- **WHAT YOU SHOULD DO**
Copy every entry word for word, but skip the pictures.

--- Start of RECORD SET ---

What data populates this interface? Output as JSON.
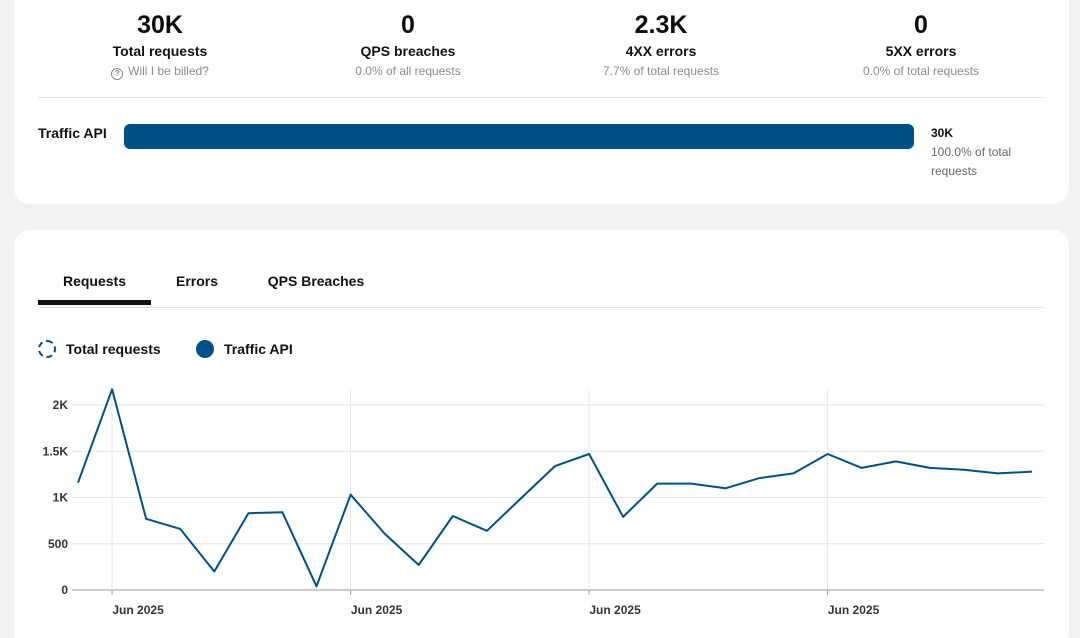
{
  "summary": {
    "stats": [
      {
        "value": "30K",
        "label": "Total requests",
        "sub": "Will I be billed?",
        "has_help_icon": true
      },
      {
        "value": "0",
        "label": "QPS breaches",
        "sub": "0.0% of all requests"
      },
      {
        "value": "2.3K",
        "label": "4XX errors",
        "sub": "7.7% of total requests"
      },
      {
        "value": "0",
        "label": "5XX errors",
        "sub": "0.0% of total requests"
      }
    ],
    "breakdown": {
      "name": "Traffic API",
      "value": "30K",
      "percent_text": "100.0% of total requests",
      "share": 1.0
    }
  },
  "tabs": [
    {
      "label": "Requests",
      "active": true
    },
    {
      "label": "Errors",
      "active": false
    },
    {
      "label": "QPS Breaches",
      "active": false
    }
  ],
  "legend": [
    {
      "label": "Total requests",
      "style": "dashed"
    },
    {
      "label": "Traffic API",
      "style": "solid"
    }
  ],
  "colors": {
    "accent": "#004f86"
  },
  "chart_data": {
    "type": "line",
    "ylim": [
      0,
      2000
    ],
    "y_ticks": [
      0,
      500,
      1000,
      1500,
      2000
    ],
    "y_tick_labels": [
      "0",
      "500",
      "1K",
      "1.5K",
      "2K"
    ],
    "x_tick_labels": [
      "Jun 2025",
      "Jun 2025",
      "Jun 2025",
      "Jun 2025"
    ],
    "grid": true,
    "series": [
      {
        "name": "Traffic API",
        "color": "#004f86",
        "values": [
          1160,
          2170,
          770,
          660,
          200,
          830,
          840,
          40,
          1030,
          610,
          270,
          800,
          640,
          990,
          1340,
          1470,
          790,
          1150,
          1150,
          1100,
          1210,
          1260,
          1470,
          1320,
          1390,
          1320,
          1300,
          1260,
          1280
        ]
      }
    ]
  }
}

--- End of RECORD SET ---

- **IN RESPONSE**
What data populates this interface? Output as JSON.
{
  "summary": {
    "stats": [
      {
        "value": "30K",
        "label": "Total requests",
        "sub": "Will I be billed?",
        "has_help_icon": true
      },
      {
        "value": "0",
        "label": "QPS breaches",
        "sub": "0.0% of all requests"
      },
      {
        "value": "2.3K",
        "label": "4XX errors",
        "sub": "7.7% of total requests"
      },
      {
        "value": "0",
        "label": "5XX errors",
        "sub": "0.0% of total requests"
      }
    ],
    "breakdown": {
      "name": "Traffic API",
      "value": "30K",
      "percent_text": "100.0% of total requests",
      "share": 1.0
    }
  },
  "tabs": [
    {
      "label": "Requests",
      "active": true
    },
    {
      "label": "Errors",
      "active": false
    },
    {
      "label": "QPS Breaches",
      "active": false
    }
  ],
  "legend": [
    {
      "label": "Total requests",
      "style": "dashed"
    },
    {
      "label": "Traffic API",
      "style": "solid"
    }
  ],
  "colors": {
    "accent": "#004f86"
  },
  "chart_data": {
    "type": "line",
    "ylim": [
      0,
      2000
    ],
    "y_ticks": [
      0,
      500,
      1000,
      1500,
      2000
    ],
    "y_tick_labels": [
      "0",
      "500",
      "1K",
      "1.5K",
      "2K"
    ],
    "x_tick_labels": [
      "Jun 2025",
      "Jun 2025",
      "Jun 2025",
      "Jun 2025"
    ],
    "grid": true,
    "series": [
      {
        "name": "Traffic API",
        "color": "#004f86",
        "values": [
          1160,
          2170,
          770,
          660,
          200,
          830,
          840,
          40,
          1030,
          610,
          270,
          800,
          640,
          990,
          1340,
          1470,
          790,
          1150,
          1150,
          1100,
          1210,
          1260,
          1470,
          1320,
          1390,
          1320,
          1300,
          1260,
          1280
        ]
      }
    ]
  }
}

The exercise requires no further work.